───── Record list

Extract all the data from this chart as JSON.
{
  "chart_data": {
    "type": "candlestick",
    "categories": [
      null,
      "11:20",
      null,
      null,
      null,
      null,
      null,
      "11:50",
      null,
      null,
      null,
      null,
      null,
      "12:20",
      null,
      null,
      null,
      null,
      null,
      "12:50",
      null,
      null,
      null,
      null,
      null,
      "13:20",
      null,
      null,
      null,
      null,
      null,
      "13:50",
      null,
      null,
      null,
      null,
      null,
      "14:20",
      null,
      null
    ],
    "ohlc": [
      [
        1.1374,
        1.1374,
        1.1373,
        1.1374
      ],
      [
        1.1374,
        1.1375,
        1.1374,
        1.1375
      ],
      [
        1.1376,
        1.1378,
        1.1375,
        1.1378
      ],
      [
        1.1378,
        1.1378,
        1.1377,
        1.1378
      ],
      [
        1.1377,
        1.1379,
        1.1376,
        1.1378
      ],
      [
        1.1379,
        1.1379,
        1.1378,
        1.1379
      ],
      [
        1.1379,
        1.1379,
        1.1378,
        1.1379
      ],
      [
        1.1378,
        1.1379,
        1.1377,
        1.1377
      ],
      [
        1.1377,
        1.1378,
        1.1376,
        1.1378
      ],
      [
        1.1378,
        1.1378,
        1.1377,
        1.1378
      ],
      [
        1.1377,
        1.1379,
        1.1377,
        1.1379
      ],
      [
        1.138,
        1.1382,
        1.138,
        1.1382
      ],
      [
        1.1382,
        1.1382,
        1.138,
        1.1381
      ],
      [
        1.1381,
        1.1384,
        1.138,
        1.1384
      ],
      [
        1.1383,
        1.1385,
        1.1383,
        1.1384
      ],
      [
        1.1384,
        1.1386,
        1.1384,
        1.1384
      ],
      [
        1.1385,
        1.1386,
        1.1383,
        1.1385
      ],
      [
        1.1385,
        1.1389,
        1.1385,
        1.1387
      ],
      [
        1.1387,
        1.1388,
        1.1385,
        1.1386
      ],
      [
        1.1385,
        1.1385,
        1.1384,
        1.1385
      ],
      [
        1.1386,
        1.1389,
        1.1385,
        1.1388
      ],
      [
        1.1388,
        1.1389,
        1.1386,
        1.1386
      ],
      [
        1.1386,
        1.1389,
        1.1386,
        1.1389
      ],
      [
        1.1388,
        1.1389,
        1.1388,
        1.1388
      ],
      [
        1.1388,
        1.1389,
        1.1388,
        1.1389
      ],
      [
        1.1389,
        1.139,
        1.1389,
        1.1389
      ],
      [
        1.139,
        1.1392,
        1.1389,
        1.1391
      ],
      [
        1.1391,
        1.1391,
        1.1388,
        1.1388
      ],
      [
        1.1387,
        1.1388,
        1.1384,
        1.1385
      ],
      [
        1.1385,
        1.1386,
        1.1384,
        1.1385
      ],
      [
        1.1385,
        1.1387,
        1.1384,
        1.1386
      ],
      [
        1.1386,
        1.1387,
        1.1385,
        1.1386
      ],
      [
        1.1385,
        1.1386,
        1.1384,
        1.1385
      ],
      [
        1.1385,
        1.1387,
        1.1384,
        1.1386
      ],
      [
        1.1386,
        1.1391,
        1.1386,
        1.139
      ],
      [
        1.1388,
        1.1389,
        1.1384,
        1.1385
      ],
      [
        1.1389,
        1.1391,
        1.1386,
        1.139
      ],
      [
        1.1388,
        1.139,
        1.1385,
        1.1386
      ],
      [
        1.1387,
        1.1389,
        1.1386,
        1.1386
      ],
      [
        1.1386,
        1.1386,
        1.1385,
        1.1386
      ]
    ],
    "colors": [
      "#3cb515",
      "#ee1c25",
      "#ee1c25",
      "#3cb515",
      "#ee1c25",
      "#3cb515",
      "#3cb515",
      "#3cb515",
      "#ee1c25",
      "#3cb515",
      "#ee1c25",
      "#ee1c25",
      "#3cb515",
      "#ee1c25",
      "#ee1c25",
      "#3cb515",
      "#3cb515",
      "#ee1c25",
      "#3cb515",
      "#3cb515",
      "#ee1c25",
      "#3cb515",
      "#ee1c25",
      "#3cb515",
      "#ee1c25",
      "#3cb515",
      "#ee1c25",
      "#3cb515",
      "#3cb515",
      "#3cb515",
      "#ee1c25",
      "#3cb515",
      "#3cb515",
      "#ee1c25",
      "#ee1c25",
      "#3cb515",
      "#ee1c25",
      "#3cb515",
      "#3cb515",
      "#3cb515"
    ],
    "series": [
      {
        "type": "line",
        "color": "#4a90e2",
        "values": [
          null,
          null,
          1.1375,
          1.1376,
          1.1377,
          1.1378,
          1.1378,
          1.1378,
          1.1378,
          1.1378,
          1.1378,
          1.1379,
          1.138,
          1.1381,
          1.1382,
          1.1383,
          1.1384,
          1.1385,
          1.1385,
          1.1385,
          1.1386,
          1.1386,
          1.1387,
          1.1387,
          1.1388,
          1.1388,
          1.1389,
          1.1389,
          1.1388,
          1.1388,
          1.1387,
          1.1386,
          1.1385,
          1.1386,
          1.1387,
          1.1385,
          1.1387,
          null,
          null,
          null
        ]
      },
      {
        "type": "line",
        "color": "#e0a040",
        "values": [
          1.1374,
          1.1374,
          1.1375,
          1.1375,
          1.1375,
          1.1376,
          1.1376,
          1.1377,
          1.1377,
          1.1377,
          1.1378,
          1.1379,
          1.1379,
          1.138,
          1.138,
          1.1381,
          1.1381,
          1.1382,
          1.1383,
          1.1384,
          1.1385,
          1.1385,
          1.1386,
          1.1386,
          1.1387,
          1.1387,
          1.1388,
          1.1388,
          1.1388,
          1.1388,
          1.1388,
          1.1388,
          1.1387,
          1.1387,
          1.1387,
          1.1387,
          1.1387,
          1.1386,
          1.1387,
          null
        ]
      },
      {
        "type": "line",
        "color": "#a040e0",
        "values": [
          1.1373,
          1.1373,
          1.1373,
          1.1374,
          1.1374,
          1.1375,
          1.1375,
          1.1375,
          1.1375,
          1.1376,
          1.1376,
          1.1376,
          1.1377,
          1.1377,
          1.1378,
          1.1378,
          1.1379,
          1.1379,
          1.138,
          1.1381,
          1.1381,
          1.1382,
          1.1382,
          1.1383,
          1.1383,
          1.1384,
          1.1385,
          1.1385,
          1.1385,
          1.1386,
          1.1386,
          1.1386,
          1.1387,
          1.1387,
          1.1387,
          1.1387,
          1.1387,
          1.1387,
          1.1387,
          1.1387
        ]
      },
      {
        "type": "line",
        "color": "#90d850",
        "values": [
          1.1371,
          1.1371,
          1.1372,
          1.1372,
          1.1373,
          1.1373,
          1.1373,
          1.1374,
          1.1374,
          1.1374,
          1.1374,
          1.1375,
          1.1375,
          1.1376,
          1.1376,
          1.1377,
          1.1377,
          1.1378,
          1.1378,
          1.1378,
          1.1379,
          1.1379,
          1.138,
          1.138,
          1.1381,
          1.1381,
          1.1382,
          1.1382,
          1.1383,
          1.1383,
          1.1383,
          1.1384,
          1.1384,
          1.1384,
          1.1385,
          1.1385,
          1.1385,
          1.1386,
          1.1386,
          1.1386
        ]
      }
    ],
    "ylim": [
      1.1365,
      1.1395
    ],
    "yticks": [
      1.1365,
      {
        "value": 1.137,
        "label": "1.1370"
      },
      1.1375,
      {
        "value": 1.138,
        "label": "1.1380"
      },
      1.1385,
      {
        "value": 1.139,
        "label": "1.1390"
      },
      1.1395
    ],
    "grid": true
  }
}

──────────

■ Required work ■
Show all lines from the data above in which the word "label" appears.

■ Written solution ■
        "label": "1.1370"
        "label": "1.1380"
        "label": "1.1390"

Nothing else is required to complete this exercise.